■ **Description of the task**: In the material below, find every line with "Стратегический" and pull it out.

■ **Task data**:

******************************

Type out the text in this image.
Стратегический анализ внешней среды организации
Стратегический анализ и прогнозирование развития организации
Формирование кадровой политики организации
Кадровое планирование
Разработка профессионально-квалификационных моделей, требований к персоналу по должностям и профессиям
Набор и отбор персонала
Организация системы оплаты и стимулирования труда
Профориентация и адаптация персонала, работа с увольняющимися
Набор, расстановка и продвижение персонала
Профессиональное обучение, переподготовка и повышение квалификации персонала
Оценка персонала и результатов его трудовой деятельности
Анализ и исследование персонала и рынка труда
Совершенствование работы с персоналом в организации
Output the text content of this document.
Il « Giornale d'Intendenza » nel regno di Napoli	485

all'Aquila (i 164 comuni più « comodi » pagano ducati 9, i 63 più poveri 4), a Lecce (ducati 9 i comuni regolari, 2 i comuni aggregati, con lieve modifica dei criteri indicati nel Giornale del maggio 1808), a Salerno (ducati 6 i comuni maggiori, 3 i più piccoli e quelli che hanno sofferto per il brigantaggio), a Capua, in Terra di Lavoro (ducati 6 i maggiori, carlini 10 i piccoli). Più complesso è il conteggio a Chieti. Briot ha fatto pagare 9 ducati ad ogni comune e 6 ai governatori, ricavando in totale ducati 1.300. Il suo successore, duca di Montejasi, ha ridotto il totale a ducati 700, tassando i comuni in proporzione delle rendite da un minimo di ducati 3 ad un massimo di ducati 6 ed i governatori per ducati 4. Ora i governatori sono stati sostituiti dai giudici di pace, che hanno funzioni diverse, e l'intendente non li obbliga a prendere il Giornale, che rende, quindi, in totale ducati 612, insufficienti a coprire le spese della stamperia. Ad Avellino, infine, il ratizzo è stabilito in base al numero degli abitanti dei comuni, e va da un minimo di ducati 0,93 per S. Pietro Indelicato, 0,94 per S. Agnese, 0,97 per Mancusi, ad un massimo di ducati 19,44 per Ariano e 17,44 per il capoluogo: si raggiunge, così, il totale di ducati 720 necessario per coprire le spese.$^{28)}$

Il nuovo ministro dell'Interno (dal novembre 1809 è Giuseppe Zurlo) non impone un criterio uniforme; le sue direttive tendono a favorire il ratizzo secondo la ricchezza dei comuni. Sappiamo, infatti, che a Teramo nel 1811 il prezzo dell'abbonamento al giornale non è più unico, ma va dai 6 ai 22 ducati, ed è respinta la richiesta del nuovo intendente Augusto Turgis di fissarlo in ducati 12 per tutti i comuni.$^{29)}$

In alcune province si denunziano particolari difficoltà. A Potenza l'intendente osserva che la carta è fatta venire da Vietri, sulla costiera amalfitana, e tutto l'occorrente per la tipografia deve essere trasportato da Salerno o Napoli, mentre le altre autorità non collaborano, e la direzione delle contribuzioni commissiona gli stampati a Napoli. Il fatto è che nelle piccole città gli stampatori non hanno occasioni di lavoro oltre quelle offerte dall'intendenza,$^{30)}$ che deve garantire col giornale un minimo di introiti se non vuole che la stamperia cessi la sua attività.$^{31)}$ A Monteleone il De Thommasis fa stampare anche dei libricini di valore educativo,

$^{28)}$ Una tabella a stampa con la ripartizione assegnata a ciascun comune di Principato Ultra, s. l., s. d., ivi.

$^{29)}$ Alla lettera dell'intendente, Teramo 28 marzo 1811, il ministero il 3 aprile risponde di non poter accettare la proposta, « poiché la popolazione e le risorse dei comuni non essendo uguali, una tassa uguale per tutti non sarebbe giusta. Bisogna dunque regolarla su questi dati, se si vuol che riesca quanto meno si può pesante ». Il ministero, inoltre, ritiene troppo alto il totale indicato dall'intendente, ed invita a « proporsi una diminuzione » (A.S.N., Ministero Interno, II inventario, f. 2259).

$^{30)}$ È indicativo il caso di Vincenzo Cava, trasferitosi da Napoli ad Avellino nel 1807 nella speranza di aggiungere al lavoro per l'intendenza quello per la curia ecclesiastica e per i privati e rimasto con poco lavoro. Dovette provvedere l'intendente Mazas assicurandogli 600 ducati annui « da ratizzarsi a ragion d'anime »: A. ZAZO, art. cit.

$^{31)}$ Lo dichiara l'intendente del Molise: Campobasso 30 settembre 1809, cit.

******************************

■ **Result**:
Стратегический анализ внешней среды организации
Стратегический анализ и прогнозирование развития организации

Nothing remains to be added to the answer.